| MATERIAL FOR THIS EXERCISE |
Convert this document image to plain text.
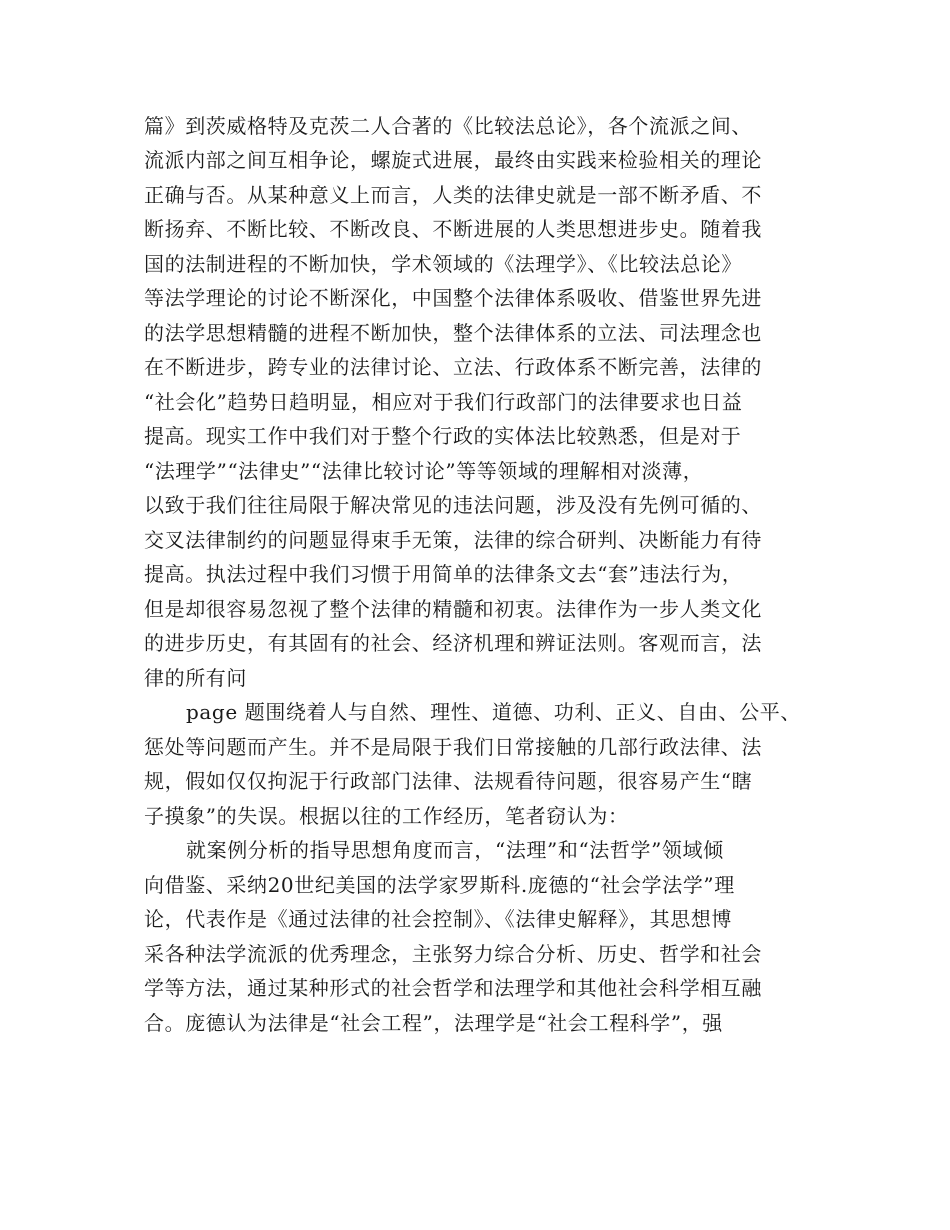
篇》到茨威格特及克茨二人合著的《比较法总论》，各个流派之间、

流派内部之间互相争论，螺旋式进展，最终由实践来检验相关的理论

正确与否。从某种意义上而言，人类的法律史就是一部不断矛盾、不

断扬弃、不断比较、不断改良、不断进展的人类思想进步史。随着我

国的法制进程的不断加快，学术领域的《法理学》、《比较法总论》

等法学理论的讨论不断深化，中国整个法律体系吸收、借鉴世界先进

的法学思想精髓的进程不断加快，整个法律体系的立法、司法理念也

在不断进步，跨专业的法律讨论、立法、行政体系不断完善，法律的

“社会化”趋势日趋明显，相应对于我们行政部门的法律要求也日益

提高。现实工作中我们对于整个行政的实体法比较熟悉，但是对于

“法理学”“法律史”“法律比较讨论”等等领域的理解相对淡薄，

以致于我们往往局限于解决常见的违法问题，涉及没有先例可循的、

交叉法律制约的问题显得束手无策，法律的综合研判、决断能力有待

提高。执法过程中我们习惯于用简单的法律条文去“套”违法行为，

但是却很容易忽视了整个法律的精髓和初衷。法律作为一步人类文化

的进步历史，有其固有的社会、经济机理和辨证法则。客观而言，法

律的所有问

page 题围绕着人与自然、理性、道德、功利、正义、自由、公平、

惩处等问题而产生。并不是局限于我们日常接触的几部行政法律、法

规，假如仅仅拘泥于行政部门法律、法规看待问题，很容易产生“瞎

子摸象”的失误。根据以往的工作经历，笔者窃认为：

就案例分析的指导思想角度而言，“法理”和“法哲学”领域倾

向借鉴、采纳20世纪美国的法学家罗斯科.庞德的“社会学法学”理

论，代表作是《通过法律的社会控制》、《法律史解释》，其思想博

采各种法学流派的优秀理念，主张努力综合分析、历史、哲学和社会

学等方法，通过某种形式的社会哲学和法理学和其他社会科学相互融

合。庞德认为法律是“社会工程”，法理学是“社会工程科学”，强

...

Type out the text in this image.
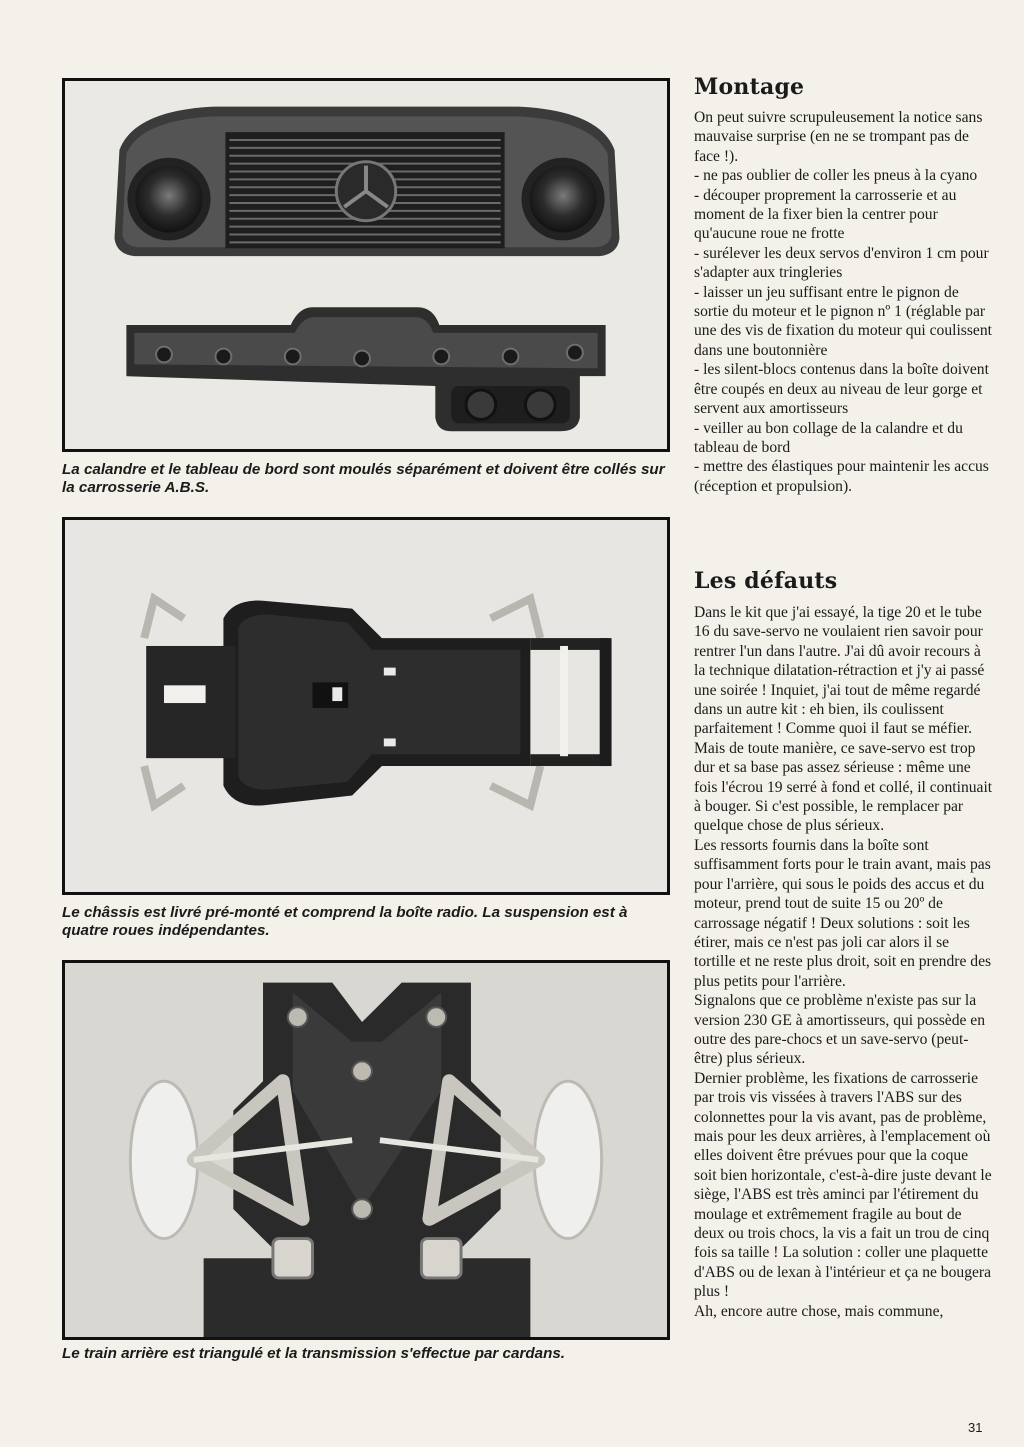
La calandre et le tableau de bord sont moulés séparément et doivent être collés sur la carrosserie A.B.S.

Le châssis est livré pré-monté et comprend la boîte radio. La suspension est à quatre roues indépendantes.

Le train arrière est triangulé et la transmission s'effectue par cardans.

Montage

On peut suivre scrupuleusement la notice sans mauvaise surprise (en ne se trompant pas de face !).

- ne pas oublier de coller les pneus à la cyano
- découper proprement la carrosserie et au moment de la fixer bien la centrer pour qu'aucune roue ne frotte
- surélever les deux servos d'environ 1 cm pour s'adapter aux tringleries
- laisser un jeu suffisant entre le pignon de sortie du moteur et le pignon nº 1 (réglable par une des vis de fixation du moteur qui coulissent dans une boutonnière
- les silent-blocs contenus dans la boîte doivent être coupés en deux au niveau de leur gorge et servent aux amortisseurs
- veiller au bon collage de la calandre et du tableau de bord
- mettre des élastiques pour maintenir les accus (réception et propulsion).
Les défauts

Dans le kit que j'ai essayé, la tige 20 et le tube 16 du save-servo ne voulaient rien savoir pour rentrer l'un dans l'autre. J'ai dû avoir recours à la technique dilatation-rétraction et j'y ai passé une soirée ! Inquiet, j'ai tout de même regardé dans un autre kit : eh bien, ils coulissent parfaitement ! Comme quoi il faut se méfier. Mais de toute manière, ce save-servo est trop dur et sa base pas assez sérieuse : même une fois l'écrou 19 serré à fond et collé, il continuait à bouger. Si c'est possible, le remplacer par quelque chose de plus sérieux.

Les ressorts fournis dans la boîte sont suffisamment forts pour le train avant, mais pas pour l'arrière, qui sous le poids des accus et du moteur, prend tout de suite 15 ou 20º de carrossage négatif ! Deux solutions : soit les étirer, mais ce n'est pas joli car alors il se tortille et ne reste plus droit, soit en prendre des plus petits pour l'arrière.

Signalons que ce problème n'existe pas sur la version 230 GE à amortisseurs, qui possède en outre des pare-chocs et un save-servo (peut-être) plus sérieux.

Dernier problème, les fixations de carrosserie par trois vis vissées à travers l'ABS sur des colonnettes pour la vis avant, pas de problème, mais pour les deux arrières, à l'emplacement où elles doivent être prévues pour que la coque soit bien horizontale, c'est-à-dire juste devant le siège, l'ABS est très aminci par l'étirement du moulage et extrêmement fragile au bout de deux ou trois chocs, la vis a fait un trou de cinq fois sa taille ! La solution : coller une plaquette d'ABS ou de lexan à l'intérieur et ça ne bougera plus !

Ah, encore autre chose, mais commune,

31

| TO BE DONE |
Go through the listing above and locate each line that holds the word "bord". Copy those lines.

| RESULT BELOW |
La calandre et le tableau de bord sont moulés séparément et doivent être collés sur la carrosserie A.B.S.
- veiller au bon collage de la calandre et du tableau de bord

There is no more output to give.